= PROMPT =
Provide an exact transcription of all the records.
── ENTRIES
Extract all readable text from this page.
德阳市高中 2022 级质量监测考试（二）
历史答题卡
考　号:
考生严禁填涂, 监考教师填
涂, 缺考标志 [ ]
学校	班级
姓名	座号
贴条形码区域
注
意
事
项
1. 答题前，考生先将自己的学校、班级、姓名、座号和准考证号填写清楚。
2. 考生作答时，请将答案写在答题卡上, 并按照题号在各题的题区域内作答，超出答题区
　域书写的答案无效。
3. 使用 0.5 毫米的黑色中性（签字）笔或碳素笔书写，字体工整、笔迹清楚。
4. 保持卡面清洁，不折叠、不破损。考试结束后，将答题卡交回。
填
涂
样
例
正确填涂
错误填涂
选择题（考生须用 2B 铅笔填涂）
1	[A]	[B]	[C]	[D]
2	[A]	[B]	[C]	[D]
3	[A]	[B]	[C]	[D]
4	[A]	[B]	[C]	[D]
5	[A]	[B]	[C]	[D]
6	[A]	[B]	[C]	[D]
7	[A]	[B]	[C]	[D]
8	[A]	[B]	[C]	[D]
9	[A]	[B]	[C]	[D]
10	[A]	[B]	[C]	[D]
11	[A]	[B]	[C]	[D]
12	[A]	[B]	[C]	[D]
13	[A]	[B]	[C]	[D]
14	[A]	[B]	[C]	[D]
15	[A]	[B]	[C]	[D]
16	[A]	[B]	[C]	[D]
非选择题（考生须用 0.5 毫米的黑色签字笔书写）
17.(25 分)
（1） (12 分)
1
────
= CORRECT ANSWER =
Extract all readable text from this page.
德阳市高中 2022 级质量监测考试（二）
历史答题卡
考　号:
考生严禁填涂, 监考教师填
涂, 缺考标志 [ ]
学校	班级
姓名	座号
贴条形码区域
注
意
事
项
1. 答题前，考生先将自己的学校、班级、姓名、座号和准考证号填写清楚。
2. 考生作答时，请将答案写在答题卡上, 并按照题号在各题的题区域内作答，超出答题区
　域书写的答案无效。
3. 使用 0.5 毫米的黑色中性（签字）笔或碳素笔书写，字体工整、笔迹清楚。
4. 保持卡面清洁，不折叠、不破损。考试结束后，将答题卡交回。
填
涂
样
例
正确填涂
错误填涂
选择题（考生须用 2B 铅笔填涂）
1	[A]	[B]	[C]	[D]
2	[A]	[B]	[C]	[D]
3	[A]	[B]	[C]	[D]
4	[A]	[B]	[C]	[D]
5	[A]	[B]	[C]	[D]
6	[A]	[B]	[C]	[D]
7	[A]	[B]	[C]	[D]
8	[A]	[B]	[C]	[D]
9	[A]	[B]	[C]	[D]
10	[A]	[B]	[C]	[D]
11	[A]	[B]	[C]	[D]
12	[A]	[B]	[C]	[D]
13	[A]	[B]	[C]	[D]
14	[A]	[B]	[C]	[D]
15	[A]	[B]	[C]	[D]
16	[A]	[B]	[C]	[D]
非选择题（考生须用 0.5 毫米的黑色签字笔书写）
17.(25 分)
（1） (12 分)
1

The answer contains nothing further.